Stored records
- - - -

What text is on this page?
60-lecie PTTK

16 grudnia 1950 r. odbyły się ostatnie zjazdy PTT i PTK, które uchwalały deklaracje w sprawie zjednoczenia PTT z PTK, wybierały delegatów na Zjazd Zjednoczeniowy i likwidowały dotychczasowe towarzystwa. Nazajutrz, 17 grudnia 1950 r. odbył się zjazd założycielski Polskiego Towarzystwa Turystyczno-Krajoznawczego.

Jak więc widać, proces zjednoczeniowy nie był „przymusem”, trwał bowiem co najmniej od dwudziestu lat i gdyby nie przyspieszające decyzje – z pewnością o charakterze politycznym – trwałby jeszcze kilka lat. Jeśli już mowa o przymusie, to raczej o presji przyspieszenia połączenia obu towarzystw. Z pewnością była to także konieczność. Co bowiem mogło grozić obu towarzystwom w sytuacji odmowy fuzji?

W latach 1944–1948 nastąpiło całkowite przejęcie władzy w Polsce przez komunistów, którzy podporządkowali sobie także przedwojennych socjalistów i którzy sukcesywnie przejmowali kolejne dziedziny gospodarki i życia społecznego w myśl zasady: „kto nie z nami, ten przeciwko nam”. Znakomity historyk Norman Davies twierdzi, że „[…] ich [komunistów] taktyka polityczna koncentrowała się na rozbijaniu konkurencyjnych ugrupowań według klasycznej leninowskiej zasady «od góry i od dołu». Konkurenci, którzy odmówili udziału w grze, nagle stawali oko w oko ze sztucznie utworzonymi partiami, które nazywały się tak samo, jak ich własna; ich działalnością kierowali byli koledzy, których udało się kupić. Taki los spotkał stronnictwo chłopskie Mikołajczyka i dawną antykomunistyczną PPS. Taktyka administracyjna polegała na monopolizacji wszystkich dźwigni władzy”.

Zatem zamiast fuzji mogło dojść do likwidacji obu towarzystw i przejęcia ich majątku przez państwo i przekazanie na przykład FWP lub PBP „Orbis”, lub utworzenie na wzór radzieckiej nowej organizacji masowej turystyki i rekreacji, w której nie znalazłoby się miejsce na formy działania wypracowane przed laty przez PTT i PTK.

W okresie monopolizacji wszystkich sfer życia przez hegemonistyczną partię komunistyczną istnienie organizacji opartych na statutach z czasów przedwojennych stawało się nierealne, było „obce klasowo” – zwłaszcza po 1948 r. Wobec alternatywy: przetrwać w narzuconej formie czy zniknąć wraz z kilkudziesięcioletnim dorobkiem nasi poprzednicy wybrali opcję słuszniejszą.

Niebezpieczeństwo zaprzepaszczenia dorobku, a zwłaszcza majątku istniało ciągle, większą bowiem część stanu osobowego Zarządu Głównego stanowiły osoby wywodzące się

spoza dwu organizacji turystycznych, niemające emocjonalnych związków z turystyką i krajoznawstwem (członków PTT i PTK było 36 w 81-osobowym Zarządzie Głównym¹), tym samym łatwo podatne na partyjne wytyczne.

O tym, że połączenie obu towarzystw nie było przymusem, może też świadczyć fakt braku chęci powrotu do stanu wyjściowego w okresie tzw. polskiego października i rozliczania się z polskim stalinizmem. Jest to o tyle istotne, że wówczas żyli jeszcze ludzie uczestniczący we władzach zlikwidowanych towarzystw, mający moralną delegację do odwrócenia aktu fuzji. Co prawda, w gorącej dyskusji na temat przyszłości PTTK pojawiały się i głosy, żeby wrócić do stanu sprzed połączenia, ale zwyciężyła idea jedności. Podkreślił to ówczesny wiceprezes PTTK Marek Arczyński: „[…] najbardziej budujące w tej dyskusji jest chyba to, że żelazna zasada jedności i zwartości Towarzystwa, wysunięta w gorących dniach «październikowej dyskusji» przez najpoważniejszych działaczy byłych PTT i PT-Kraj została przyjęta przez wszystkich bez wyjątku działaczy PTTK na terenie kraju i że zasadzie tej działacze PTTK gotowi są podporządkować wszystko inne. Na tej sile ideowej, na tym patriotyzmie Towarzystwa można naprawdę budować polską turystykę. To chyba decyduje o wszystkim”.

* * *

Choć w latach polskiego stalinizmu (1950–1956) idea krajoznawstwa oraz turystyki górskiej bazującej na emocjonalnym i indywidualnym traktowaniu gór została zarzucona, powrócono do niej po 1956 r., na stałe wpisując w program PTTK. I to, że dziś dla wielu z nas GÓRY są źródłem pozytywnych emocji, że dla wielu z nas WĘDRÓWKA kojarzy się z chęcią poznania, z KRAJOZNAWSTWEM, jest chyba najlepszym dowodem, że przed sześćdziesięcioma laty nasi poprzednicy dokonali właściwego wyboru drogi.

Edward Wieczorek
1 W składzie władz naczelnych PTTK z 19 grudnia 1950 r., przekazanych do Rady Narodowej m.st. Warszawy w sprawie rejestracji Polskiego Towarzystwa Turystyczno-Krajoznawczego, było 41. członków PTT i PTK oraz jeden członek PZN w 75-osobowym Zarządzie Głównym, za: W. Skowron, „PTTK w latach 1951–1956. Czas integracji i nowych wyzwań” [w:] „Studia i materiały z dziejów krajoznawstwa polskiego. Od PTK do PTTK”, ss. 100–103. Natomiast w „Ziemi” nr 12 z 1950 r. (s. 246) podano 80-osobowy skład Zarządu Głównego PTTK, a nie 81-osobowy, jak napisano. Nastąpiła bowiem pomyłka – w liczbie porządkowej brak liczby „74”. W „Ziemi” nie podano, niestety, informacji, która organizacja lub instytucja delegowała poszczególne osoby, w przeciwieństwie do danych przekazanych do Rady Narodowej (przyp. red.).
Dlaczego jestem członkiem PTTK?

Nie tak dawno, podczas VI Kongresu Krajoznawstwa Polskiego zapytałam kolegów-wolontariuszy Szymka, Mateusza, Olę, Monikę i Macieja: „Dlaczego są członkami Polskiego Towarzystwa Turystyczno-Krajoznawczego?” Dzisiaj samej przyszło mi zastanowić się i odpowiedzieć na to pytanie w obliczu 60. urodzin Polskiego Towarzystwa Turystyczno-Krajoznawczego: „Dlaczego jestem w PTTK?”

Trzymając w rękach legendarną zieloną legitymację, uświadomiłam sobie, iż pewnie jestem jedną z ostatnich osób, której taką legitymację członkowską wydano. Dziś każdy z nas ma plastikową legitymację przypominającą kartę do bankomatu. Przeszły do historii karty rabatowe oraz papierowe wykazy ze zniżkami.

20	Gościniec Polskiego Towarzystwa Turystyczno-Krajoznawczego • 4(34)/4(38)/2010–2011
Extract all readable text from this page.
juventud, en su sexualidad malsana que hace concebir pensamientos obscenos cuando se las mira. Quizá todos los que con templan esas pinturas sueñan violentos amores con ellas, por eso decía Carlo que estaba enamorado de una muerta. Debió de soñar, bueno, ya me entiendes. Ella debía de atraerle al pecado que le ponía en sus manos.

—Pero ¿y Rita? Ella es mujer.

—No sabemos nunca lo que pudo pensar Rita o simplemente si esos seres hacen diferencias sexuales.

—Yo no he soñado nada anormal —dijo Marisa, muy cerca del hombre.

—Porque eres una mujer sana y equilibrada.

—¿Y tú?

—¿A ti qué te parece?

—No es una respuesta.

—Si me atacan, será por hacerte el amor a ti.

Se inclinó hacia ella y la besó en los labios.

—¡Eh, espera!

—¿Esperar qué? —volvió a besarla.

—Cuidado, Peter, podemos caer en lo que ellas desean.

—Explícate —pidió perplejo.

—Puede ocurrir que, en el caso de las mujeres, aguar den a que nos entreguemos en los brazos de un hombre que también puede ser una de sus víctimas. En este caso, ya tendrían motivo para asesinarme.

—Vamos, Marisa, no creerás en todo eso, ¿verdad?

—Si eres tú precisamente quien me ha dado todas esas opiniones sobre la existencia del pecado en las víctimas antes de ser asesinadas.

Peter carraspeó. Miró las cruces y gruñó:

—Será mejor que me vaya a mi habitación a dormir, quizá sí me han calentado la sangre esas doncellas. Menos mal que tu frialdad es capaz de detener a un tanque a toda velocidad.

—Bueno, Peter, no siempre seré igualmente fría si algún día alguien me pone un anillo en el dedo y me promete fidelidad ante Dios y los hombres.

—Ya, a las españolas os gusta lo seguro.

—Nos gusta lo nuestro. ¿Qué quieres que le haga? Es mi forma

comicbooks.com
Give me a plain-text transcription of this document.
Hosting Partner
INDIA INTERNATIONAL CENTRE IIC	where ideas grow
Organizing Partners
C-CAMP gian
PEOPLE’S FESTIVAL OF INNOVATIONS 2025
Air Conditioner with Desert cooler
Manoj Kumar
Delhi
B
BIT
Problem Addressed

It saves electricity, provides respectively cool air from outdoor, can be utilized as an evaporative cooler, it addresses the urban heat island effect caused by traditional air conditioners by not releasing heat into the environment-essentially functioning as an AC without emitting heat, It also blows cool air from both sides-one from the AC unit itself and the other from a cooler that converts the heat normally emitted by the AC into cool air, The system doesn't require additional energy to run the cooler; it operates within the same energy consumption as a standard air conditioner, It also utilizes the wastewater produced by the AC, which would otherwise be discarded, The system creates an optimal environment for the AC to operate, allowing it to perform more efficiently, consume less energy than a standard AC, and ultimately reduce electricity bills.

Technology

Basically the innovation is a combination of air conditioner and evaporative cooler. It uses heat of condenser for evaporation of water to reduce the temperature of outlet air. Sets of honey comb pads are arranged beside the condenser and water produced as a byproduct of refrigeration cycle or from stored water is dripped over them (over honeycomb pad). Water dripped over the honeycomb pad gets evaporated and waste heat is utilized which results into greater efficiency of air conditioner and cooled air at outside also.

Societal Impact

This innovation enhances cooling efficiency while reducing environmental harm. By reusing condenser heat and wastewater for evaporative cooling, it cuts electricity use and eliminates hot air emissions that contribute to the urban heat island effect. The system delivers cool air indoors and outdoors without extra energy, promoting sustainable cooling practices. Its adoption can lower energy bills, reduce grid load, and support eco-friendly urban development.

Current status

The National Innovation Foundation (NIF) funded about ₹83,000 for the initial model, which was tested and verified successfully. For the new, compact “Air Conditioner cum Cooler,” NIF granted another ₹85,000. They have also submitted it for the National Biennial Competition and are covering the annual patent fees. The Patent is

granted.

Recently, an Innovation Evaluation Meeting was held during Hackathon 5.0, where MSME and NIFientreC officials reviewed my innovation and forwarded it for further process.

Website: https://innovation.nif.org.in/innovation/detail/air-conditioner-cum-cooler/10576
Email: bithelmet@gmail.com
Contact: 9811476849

- - - -

### [INSTRUCTIONS TO FOLLOW]
Among the lines of the material above, how many include the string "Krajoznawczego"? Report only that number.

### [COMPLETE ANSWER]
4